**EXERCISE GOAL**
Extract the listing in its entirety, keeping each line identical to the original.

**DATASET EXTRACT**
※

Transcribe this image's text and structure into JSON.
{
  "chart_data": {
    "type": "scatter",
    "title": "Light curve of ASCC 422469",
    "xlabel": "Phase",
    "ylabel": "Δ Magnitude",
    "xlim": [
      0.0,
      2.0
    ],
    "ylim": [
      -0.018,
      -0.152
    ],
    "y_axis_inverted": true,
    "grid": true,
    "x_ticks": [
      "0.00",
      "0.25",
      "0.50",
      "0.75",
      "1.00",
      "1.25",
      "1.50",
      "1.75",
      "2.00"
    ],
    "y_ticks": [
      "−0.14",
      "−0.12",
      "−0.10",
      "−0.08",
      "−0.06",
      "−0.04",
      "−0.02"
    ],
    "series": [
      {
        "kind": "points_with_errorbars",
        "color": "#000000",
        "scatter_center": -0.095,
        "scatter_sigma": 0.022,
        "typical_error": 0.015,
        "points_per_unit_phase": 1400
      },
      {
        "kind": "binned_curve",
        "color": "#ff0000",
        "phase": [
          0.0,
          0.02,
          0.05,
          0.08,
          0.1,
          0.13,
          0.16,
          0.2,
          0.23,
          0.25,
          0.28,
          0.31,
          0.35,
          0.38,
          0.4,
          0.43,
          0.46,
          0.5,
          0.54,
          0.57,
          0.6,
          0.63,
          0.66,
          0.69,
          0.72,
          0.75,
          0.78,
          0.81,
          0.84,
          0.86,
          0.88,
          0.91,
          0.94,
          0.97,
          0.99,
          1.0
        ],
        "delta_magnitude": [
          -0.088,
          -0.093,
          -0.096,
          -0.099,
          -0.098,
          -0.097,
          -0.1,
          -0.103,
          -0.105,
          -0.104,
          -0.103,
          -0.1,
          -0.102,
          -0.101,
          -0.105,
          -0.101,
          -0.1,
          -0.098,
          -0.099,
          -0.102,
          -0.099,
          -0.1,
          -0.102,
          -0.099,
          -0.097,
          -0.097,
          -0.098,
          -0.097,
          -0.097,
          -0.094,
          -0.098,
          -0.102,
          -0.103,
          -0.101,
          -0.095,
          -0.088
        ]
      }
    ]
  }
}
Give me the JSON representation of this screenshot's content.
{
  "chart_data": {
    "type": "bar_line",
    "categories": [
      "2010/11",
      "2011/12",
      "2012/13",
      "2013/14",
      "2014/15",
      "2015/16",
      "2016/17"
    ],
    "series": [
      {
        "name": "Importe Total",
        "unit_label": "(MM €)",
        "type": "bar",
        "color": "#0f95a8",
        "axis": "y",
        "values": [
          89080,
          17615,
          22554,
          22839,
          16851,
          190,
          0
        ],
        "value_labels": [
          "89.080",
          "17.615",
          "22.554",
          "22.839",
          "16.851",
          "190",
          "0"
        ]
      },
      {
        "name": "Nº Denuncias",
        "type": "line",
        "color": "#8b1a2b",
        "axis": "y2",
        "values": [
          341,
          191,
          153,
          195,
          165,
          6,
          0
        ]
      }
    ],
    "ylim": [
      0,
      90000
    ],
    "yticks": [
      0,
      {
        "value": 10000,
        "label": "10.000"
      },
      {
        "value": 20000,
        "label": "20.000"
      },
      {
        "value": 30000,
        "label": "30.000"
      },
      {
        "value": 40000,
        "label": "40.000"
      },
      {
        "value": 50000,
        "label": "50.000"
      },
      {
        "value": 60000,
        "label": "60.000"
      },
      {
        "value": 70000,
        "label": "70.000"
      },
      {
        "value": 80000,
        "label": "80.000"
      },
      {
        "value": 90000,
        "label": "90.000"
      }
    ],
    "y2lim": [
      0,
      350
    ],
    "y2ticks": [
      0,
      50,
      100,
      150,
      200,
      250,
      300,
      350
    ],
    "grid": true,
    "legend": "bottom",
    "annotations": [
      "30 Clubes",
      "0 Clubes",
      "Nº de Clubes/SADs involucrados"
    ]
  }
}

※

**COMPLETED EXERCISE**
Transcribe this image's text and structure into JSON.
{
  "chart_data": {
    "type": "scatter",
    "title": "Light curve of ASCC 422469",
    "xlabel": "Phase",
    "ylabel": "Δ Magnitude",
    "xlim": [
      0.0,
      2.0
    ],
    "ylim": [
      -0.018,
      -0.152
    ],
    "y_axis_inverted": true,
    "grid": true,
    "x_ticks": [
      "0.00",
      "0.25",
      "0.50",
      "0.75",
      "1.00",
      "1.25",
      "1.50",
      "1.75",
      "2.00"
    ],
    "y_ticks": [
      "−0.14",
      "−0.12",
      "−0.10",
      "−0.08",
      "−0.06",
      "−0.04",
      "−0.02"
    ],
    "series": [
      {
        "kind": "points_with_errorbars",
        "color": "#000000",
        "scatter_center": -0.095,
        "scatter_sigma": 0.022,
        "typical_error": 0.015,
        "points_per_unit_phase": 1400
      },
      {
        "kind": "binned_curve",
        "color": "#ff0000",
        "phase": [
          0.0,
          0.02,
          0.05,
          0.08,
          0.1,
          0.13,
          0.16,
          0.2,
          0.23,
          0.25,
          0.28,
          0.31,
          0.35,
          0.38,
          0.4,
          0.43,
          0.46,
          0.5,
          0.54,
          0.57,
          0.6,
          0.63,
          0.66,
          0.69,
          0.72,
          0.75,
          0.78,
          0.81,
          0.84,
          0.86,
          0.88,
          0.91,
          0.94,
          0.97,
          0.99,
          1.0
        ],
        "delta_magnitude": [
          -0.088,
          -0.093,
          -0.096,
          -0.099,
          -0.098,
          -0.097,
          -0.1,
          -0.103,
          -0.105,
          -0.104,
          -0.103,
          -0.1,
          -0.102,
          -0.101,
          -0.105,
          -0.101,
          -0.1,
          -0.098,
          -0.099,
          -0.102,
          -0.099,
          -0.1,
          -0.102,
          -0.099,
          -0.097,
          -0.097,
          -0.098,
          -0.097,
          -0.097,
          -0.094,
          -0.098,
          -0.102,
          -0.103,
          -0.101,
          -0.095,
          -0.088
        ]
      }
    ]
  }
}
Give me the JSON representation of this screenshot's content.
{
  "chart_data": {
    "type": "bar_line",
    "categories": [
      "2010/11",
      "2011/12",
      "2012/13",
      "2013/14",
      "2014/15",
      "2015/16",
      "2016/17"
    ],
    "series": [
      {
        "name": "Importe Total",
        "unit_label": "(MM €)",
        "type": "bar",
        "color": "#0f95a8",
        "axis": "y",
        "values": [
          89080,
          17615,
          22554,
          22839,
          16851,
          190,
          0
        ],
        "value_labels": [
          "89.080",
          "17.615",
          "22.554",
          "22.839",
          "16.851",
          "190",
          "0"
        ]
      },
      {
        "name": "Nº Denuncias",
        "type": "line",
        "color": "#8b1a2b",
        "axis": "y2",
        "values": [
          341,
          191,
          153,
          195,
          165,
          6,
          0
        ]
      }
    ],
    "ylim": [
      0,
      90000
    ],
    "yticks": [
      0,
      {
        "value": 10000,
        "label": "10.000"
      },
      {
        "value": 20000,
        "label": "20.000"
      },
      {
        "value": 30000,
        "label": "30.000"
      },
      {
        "value": 40000,
        "label": "40.000"
      },
      {
        "value": 50000,
        "label": "50.000"
      },
      {
        "value": 60000,
        "label": "60.000"
      },
      {
        "value": 70000,
        "label": "70.000"
      },
      {
        "value": 80000,
        "label": "80.000"
      },
      {
        "value": 90000,
        "label": "90.000"
      }
    ],
    "y2lim": [
      0,
      350
    ],
    "y2ticks": [
      0,
      50,
      100,
      150,
      200,
      250,
      300,
      350
    ],
    "grid": true,
    "legend": "bottom",
    "annotations": [
      "30 Clubes",
      "0 Clubes",
      "Nº de Clubes/SADs involucrados"
    ]
  }
}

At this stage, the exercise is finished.